All of the material below is to be restated word for word, apart from the pictures.

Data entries
>>
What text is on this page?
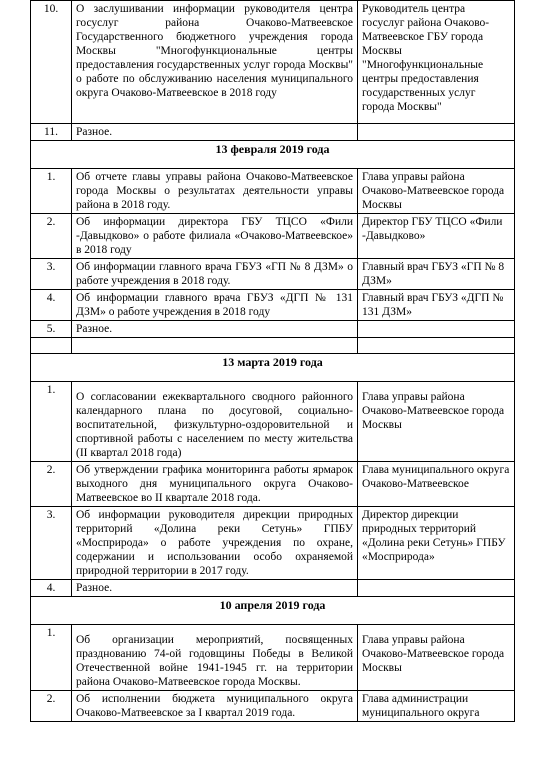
10.	О заслушивании информации руководителя центра госуслуг района Очаково-Матвеевское Государственного бюджетного учреждения города Москвы "Многофункциональные центры предоставления государственных услуг города Москвы" о работе по обслуживанию населения муниципального округа Очаково-Матвеевское в 2018 году	Руководитель центра госуслуг района Очаково-Матвеевское ГБУ города Москвы "Многофункциональные центры предоставления государственных услуг города Москвы"
11.	Разное.	
13 февраля 2019 года		
1.	Об отчете главы управы района Очаково-Матвеевское города Москвы о результатах деятельности управы района в 2018 году.	Глава управы района Очаково-Матвеевское города Москвы
2.	Об информации директора ГБУ ТЦСО «Фили -Давыдково» о работе филиала «Очаково-Матвеевское» в 2018 году	Директор ГБУ ТЦСО «Фили -Давыдково»
3.	Об информации главного врача ГБУЗ «ГП № 8 ДЗМ» о работе учреждения в 2018 году.	Главный врач ГБУЗ «ГП № 8 ДЗМ»
4.	Об информации главного врача ГБУЗ «ДГП № 131 ДЗМ» о работе учреждения в 2018 году	Главный врач ГБУЗ «ДГП № 131 ДЗМ»
5.	Разное.	

13 марта 2019 года		
1.	О согласовании ежеквартального сводного районного календарного плана по досуговой, социально-воспитательной, физкультурно-оздоровительной и спортивной работы с населением по месту жительства (II квартал 2018 года)	Глава управы района Очаково-Матвеевское города Москвы
2.	Об утверждении графика мониторинга работы ярмарок выходного дня муниципального округа Очаково-Матвеевское во II квартале 2018 года.	Глава муниципального округа Очаково-Матвеевское
3.	Об информации руководителя дирекции природных территорий «Долина реки Сетунь» ГПБУ «Мосприрода» о работе учреждения по охране, содержании и использовании особо охраняемой природной территории в 2017 году.	Директор дирекции природных территорий «Долина реки Сетунь» ГПБУ «Мосприрода»
4.	Разное.	
10 апреля 2019 года		
1.	Об организации мероприятий, посвященных празднованию 74-ой годовщины Победы в Великой Отечественной войне 1941-1945 гг. на территории района Очаково-Матвеевское города Москвы.	Глава управы района Очаково-Матвеевское города Москвы
2.	Об исполнении бюджета муниципального округа Очаково-Матвеевское за I квартал 2019 года.	Глава администрации муниципального округа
<<
> [Answer to this problem]:
What text is on this page?
10.	О заслушивании информации руководителя центра госуслуг района Очаково-Матвеевское Государственного бюджетного учреждения города Москвы "Многофункциональные центры предоставления государственных услуг города Москвы" о работе по обслуживанию населения муниципального округа Очаково-Матвеевское в 2018 году	Руководитель центра госуслуг района Очаково-Матвеевское ГБУ города Москвы "Многофункциональные центры предоставления государственных услуг города Москвы"
11.	Разное.	
13 февраля 2019 года		
1.	Об отчете главы управы района Очаково-Матвеевское города Москвы о результатах деятельности управы района в 2018 году.	Глава управы района Очаково-Матвеевское города Москвы
2.	Об информации директора ГБУ ТЦСО «Фили -Давыдково» о работе филиала «Очаково-Матвеевское» в 2018 году	Директор ГБУ ТЦСО «Фили -Давыдково»
3.	Об информации главного врача ГБУЗ «ГП № 8 ДЗМ» о работе учреждения в 2018 году.	Главный врач ГБУЗ «ГП № 8 ДЗМ»
4.	Об информации главного врача ГБУЗ «ДГП № 131 ДЗМ» о работе учреждения в 2018 году	Главный врач ГБУЗ «ДГП № 131 ДЗМ»
5.	Разное.	

13 марта 2019 года		
1.	О согласовании ежеквартального сводного районного календарного плана по досуговой, социально-воспитательной, физкультурно-оздоровительной и спортивной работы с населением по месту жительства (II квартал 2018 года)	Глава управы района Очаково-Матвеевское города Москвы
2.	Об утверждении графика мониторинга работы ярмарок выходного дня муниципального округа Очаково-Матвеевское во II квартале 2018 года.	Глава муниципального округа Очаково-Матвеевское
3.	Об информации руководителя дирекции природных территорий «Долина реки Сетунь» ГПБУ «Мосприрода» о работе учреждения по охране, содержании и использовании особо охраняемой природной территории в 2017 году.	Директор дирекции природных территорий «Долина реки Сетунь» ГПБУ «Мосприрода»
4.	Разное.	
10 апреля 2019 года		
1.	Об организации мероприятий, посвященных празднованию 74-ой годовщины Победы в Великой Отечественной войне 1941-1945 гг. на территории района Очаково-Матвеевское города Москвы.	Глава управы района Очаково-Матвеевское города Москвы
2.	Об исполнении бюджета муниципального округа Очаково-Матвеевское за I квартал 2019 года.	Глава администрации муниципального округа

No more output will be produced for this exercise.